--- START Task material ---

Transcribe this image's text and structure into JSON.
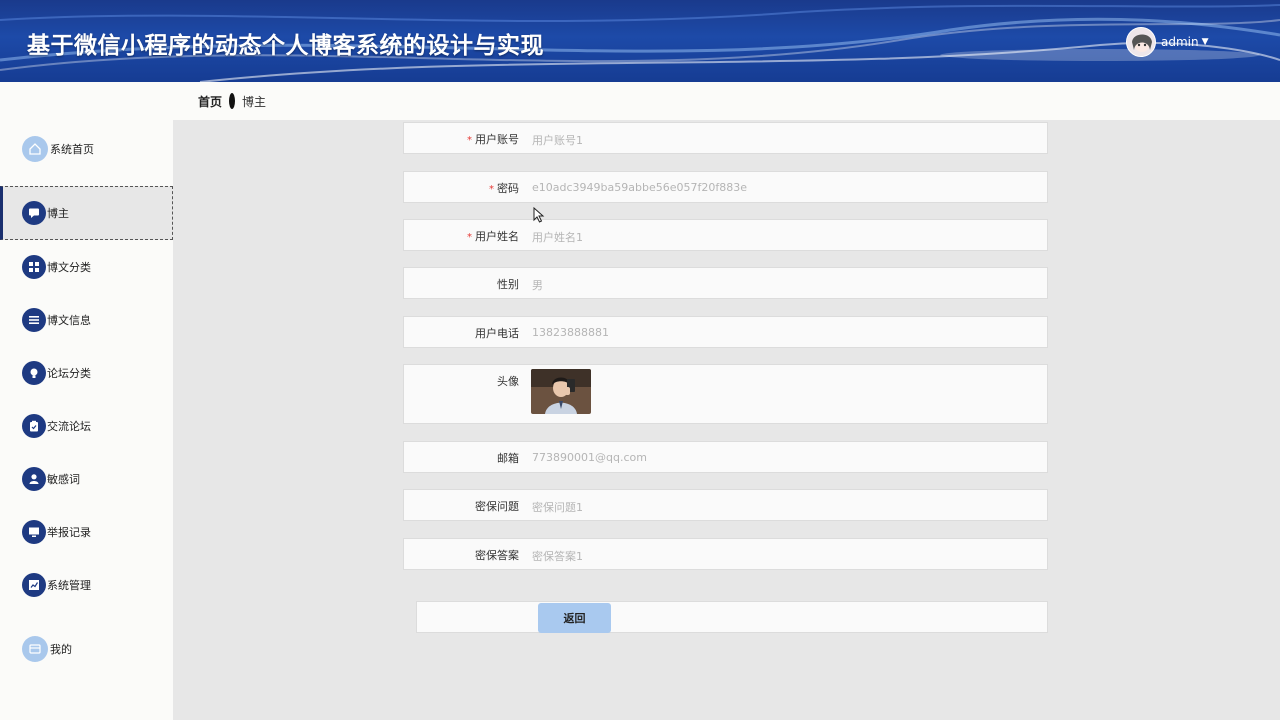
{
  "app": {
    "title": "基于微信小程序的动态个人博客系统的设计与实现"
  },
  "user": {
    "name": "admin",
    "caret": "▼"
  },
  "breadcrumb": {
    "home": "首页",
    "current": "博主"
  },
  "sidebar": {
    "items": [
      {
        "label": "系统首页",
        "icon": "home-icon"
      },
      {
        "label": "博主",
        "icon": "chat-icon",
        "active": true
      },
      {
        "label": "博文分类",
        "icon": "grid-icon"
      },
      {
        "label": "博文信息",
        "icon": "list-icon"
      },
      {
        "label": "论坛分类",
        "icon": "bulb-icon"
      },
      {
        "label": "交流论坛",
        "icon": "clipboard-icon"
      },
      {
        "label": "敏感词",
        "icon": "person-icon"
      },
      {
        "label": "举报记录",
        "icon": "monitor-icon"
      },
      {
        "label": "系统管理",
        "icon": "chart-icon"
      },
      {
        "label": "我的",
        "icon": "profile-card-icon"
      }
    ]
  },
  "form": {
    "fields": [
      {
        "label": "用户账号",
        "value": "用户账号1",
        "required": "*"
      },
      {
        "label": "密码",
        "value": "e10adc3949ba59abbe56e057f20f883e",
        "required": "*"
      },
      {
        "label": "用户姓名",
        "value": "用户姓名1",
        "required": "*"
      },
      {
        "label": "性别",
        "value": "男"
      },
      {
        "label": "用户电话",
        "value": "13823888881"
      },
      {
        "label": "头像"
      },
      {
        "label": "邮箱",
        "value": "773890001@qq.com"
      },
      {
        "label": "密保问题",
        "value": "密保问题1"
      },
      {
        "label": "密保答案",
        "value": "密保答案1"
      }
    ],
    "back_label": "返回"
  },
  "colors": {
    "header": "#1d4aa8",
    "accent": "#1e3a82",
    "button": "#a9c9ef",
    "required": "#e53935"
  }
}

--- END Task material ---

Short problem — Count the lines in the records above that contain the word "value", and give only that number.

Task output — 8